**GIVEN PROBLEM:** Tell how many lines in these records contain the string "color", with only the number as the reply.
——————
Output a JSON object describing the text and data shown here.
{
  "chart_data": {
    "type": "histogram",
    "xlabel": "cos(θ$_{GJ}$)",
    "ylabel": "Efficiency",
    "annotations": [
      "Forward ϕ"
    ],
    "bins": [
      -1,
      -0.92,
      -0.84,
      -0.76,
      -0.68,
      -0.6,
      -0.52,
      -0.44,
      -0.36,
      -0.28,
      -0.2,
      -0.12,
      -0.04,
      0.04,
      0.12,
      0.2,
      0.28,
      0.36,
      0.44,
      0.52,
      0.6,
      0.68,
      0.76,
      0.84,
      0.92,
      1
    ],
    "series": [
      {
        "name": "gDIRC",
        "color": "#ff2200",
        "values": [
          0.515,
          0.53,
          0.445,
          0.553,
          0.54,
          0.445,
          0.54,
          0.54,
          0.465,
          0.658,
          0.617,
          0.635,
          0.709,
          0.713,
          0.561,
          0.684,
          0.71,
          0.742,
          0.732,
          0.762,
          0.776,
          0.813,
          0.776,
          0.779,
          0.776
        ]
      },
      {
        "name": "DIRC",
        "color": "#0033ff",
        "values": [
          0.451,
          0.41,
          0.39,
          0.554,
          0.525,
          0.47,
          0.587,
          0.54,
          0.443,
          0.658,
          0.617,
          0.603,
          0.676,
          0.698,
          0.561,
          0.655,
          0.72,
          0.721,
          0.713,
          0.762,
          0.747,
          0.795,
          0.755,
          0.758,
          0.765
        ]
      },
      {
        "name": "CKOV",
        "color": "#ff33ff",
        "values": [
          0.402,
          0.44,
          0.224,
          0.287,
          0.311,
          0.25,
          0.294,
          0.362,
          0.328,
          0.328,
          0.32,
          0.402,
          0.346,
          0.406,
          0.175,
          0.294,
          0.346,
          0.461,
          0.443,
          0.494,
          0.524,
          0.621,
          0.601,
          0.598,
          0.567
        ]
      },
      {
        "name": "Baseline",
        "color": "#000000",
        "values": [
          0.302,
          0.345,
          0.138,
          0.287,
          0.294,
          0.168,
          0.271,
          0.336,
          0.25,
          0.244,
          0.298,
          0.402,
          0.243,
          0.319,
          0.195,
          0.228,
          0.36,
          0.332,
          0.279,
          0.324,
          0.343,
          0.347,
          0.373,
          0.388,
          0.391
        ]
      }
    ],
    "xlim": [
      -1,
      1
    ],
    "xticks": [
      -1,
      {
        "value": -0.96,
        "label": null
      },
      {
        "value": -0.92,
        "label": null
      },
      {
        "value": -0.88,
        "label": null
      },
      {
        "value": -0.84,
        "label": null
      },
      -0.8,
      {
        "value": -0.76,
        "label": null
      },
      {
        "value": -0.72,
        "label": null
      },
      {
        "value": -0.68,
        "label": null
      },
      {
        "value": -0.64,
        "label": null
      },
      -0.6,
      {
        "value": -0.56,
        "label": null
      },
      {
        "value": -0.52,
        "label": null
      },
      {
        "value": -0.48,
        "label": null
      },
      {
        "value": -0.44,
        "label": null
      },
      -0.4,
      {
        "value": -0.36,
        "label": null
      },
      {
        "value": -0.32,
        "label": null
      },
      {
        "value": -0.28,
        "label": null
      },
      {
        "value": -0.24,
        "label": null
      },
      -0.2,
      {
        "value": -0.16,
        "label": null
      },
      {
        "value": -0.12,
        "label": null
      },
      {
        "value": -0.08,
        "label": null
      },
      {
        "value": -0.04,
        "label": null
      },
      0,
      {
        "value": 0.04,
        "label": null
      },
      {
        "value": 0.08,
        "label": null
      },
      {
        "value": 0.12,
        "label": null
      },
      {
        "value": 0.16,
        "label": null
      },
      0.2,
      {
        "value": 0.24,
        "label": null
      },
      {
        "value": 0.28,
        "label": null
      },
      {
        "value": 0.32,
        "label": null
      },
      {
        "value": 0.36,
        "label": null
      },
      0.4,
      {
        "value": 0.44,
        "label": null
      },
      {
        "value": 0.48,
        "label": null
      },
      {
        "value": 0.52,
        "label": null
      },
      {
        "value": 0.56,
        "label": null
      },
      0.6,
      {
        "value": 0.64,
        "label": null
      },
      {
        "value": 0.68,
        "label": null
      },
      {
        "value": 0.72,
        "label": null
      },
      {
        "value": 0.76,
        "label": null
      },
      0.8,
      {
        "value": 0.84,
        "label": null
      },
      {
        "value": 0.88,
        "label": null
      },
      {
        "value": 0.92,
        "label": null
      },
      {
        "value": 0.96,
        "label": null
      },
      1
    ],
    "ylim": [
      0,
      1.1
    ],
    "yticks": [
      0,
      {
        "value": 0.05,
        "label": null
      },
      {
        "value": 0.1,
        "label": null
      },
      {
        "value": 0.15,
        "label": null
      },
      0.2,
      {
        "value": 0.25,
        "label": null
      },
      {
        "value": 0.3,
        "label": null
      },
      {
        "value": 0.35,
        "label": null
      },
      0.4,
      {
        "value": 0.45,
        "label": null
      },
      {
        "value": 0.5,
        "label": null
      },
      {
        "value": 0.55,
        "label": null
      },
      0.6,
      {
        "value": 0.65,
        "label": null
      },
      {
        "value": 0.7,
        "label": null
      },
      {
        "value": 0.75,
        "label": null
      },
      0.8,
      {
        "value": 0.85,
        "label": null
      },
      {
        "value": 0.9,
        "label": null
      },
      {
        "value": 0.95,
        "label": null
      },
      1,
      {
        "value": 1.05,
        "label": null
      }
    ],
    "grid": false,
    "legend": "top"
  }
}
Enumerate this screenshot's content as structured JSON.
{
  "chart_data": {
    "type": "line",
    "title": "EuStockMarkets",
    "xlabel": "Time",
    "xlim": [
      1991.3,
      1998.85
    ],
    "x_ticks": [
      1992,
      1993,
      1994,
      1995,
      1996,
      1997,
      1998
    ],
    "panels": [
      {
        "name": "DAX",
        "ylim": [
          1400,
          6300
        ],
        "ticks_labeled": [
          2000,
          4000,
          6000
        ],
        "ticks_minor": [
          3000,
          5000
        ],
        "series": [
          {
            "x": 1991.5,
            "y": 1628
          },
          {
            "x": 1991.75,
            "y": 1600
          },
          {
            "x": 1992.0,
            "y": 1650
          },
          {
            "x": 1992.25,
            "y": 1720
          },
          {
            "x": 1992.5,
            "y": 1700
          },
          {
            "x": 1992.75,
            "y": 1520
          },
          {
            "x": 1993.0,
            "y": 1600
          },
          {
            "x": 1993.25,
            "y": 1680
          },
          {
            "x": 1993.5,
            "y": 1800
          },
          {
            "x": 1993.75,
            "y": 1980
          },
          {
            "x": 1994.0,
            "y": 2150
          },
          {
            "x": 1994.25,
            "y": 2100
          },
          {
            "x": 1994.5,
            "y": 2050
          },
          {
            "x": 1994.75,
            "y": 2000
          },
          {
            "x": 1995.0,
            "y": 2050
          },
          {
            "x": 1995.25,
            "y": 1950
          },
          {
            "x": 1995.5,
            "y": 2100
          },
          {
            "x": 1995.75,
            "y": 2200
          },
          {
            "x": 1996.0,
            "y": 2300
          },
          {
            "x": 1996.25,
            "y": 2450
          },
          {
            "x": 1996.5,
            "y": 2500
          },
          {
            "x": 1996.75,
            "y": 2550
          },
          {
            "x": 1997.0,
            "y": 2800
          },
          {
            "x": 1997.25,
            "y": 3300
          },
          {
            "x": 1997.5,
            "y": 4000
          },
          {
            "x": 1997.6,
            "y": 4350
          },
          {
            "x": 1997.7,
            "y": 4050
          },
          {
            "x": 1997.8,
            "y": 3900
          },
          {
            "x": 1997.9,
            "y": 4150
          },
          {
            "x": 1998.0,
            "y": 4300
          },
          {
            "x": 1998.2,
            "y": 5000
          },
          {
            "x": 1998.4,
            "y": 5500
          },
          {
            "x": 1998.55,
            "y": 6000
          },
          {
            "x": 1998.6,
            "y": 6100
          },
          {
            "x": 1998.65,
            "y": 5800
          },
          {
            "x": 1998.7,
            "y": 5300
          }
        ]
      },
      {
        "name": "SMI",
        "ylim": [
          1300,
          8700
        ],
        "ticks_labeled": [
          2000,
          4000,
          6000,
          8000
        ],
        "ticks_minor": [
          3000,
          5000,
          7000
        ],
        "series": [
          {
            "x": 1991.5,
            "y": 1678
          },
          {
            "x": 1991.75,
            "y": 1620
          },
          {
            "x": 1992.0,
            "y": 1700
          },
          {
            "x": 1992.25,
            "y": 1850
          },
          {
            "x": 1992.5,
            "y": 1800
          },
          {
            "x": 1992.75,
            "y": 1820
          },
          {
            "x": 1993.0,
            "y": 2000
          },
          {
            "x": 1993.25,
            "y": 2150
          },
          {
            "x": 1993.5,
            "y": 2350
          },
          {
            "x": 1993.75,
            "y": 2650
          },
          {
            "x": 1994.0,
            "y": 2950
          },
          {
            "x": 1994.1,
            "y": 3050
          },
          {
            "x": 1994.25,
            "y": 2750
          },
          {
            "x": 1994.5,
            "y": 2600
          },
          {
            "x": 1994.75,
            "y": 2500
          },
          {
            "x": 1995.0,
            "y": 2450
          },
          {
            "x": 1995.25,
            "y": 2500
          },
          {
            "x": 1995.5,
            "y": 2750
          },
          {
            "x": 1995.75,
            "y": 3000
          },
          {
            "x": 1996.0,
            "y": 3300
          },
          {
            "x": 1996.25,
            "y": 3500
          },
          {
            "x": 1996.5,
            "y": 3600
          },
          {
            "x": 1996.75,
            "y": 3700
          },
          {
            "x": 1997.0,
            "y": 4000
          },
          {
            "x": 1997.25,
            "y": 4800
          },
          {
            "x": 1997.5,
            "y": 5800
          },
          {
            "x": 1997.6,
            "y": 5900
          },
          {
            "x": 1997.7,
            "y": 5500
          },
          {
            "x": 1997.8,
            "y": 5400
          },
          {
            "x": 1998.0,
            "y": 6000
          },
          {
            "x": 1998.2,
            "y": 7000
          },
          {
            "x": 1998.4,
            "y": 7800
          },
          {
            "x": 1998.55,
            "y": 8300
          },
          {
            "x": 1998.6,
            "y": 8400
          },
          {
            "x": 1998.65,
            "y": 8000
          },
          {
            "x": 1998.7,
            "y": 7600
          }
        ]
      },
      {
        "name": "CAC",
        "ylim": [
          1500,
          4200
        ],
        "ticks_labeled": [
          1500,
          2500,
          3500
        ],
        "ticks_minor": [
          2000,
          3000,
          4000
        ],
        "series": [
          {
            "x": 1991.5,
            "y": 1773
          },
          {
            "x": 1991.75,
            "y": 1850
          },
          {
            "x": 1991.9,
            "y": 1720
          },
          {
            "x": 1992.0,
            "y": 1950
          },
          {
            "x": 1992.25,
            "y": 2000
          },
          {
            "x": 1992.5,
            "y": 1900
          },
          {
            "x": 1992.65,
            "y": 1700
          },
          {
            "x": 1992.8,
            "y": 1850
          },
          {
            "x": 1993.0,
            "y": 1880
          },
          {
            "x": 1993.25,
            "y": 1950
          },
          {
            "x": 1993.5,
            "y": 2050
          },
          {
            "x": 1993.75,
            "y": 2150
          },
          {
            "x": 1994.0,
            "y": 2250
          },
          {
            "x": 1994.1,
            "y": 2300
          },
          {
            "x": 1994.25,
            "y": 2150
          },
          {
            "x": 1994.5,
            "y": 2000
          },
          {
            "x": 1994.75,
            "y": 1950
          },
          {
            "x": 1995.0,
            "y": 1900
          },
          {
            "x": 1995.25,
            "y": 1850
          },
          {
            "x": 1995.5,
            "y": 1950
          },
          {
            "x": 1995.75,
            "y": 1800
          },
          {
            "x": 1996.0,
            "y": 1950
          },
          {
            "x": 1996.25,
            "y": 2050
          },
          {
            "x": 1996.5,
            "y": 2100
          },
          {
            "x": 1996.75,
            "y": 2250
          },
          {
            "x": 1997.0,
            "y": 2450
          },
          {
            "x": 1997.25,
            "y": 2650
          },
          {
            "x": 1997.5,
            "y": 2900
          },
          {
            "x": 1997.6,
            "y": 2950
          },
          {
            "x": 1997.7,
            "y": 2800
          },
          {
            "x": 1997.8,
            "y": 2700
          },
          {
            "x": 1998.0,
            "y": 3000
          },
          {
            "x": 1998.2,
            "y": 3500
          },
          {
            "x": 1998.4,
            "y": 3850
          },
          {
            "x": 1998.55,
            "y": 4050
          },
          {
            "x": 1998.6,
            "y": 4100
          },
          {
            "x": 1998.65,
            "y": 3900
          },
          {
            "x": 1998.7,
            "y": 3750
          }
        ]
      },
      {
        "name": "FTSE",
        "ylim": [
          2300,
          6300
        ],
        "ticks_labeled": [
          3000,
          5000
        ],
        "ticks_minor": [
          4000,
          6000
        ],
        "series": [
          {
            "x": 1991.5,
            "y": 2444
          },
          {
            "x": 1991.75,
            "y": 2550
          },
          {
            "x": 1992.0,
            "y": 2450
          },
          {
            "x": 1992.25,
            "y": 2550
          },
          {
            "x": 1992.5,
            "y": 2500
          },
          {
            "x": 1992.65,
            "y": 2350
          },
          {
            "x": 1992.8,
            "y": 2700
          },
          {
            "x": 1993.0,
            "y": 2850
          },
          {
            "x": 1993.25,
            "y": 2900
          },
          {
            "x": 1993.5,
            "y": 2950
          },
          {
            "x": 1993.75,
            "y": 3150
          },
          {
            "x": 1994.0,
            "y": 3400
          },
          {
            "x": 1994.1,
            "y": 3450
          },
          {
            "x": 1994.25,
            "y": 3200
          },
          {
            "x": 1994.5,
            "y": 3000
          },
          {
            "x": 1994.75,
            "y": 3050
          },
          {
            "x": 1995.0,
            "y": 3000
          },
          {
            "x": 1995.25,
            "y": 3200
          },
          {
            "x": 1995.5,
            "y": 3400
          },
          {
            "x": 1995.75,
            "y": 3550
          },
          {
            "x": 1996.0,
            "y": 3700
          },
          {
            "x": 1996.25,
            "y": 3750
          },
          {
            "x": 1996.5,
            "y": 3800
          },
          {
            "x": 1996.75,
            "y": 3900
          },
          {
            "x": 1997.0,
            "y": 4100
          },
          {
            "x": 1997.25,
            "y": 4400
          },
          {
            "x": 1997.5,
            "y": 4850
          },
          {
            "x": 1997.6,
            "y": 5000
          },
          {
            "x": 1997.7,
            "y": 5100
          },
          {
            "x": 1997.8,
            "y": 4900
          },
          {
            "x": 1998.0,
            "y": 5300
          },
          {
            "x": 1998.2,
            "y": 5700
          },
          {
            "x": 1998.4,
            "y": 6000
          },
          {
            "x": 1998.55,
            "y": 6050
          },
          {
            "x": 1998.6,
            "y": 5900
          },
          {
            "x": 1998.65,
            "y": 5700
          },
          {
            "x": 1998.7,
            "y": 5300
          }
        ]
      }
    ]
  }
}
——————
**OUTPUT FOR THIS EXERCISE:** 4